**Short problem**
Transcribe, word for word, the line containing "What text is on this page?" and each line following it through the end of the listing below. Omit all other lines.

**Given records**

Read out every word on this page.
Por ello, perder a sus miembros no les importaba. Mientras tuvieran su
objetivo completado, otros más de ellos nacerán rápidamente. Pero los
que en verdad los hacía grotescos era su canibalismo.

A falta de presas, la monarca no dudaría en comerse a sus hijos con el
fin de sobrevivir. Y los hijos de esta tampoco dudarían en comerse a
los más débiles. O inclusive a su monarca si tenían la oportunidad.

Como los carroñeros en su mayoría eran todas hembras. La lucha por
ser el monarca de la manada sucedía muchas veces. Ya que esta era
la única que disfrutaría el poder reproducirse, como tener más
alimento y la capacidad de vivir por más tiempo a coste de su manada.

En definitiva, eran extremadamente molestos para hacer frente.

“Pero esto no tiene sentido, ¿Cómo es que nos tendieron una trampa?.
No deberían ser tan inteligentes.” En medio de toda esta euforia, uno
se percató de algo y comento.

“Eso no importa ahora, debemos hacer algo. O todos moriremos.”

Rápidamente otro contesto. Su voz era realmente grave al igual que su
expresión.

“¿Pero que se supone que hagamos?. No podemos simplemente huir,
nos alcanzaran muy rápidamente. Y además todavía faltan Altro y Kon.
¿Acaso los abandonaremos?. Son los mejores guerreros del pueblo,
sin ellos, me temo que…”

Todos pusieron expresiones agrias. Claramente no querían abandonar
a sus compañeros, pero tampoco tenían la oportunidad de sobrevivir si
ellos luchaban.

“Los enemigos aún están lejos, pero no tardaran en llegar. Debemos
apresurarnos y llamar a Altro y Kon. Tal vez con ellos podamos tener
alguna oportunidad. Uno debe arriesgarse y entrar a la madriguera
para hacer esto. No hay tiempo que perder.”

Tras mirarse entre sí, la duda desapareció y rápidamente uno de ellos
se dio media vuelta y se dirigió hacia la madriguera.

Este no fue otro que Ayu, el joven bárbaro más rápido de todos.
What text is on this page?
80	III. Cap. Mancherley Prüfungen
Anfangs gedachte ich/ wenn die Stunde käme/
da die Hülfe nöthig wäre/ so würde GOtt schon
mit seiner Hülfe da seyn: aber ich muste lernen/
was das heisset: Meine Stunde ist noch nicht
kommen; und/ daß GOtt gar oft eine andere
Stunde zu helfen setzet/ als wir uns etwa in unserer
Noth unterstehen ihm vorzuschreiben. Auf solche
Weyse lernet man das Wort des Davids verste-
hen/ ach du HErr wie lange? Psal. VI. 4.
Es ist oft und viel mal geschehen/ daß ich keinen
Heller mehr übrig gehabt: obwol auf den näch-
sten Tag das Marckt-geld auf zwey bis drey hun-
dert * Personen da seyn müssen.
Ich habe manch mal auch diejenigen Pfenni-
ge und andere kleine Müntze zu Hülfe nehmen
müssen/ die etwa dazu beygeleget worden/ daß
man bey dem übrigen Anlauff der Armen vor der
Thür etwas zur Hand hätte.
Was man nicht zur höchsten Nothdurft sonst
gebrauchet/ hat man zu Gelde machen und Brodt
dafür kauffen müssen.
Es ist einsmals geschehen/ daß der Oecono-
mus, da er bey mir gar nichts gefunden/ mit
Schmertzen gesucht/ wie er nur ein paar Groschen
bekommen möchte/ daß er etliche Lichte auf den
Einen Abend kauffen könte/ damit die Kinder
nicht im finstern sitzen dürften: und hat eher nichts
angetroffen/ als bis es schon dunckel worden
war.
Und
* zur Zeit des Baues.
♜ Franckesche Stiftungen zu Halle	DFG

**Solution to the exercise**
What text is on this page?
80	III. Cap. Mancherley Prüfungen
Anfangs gedachte ich/ wenn die Stunde käme/
da die Hülfe nöthig wäre/ so würde GOtt schon
mit seiner Hülfe da seyn: aber ich muste lernen/
was das heisset: Meine Stunde ist noch nicht
kommen; und/ daß GOtt gar oft eine andere
Stunde zu helfen setzet/ als wir uns etwa in unserer
Noth unterstehen ihm vorzuschreiben. Auf solche
Weyse lernet man das Wort des Davids verste-
hen/ ach du HErr wie lange? Psal. VI. 4.
Es ist oft und viel mal geschehen/ daß ich keinen
Heller mehr übrig gehabt: obwol auf den näch-
sten Tag das Marckt-geld auf zwey bis drey hun-
dert * Personen da seyn müssen.
Ich habe manch mal auch diejenigen Pfenni-
ge und andere kleine Müntze zu Hülfe nehmen
müssen/ die etwa dazu beygeleget worden/ daß
man bey dem übrigen Anlauff der Armen vor der
Thür etwas zur Hand hätte.
Was man nicht zur höchsten Nothdurft sonst
gebrauchet/ hat man zu Gelde machen und Brodt
dafür kauffen müssen.
Es ist einsmals geschehen/ daß der Oecono-
mus, da er bey mir gar nichts gefunden/ mit
Schmertzen gesucht/ wie er nur ein paar Groschen
bekommen möchte/ daß er etliche Lichte auf den
Einen Abend kauffen könte/ damit die Kinder
nicht im finstern sitzen dürften: und hat eher nichts
angetroffen/ als bis es schon dunckel worden
war.
Und
* zur Zeit des Baues.
♜ Franckesche Stiftungen zu Halle	DFG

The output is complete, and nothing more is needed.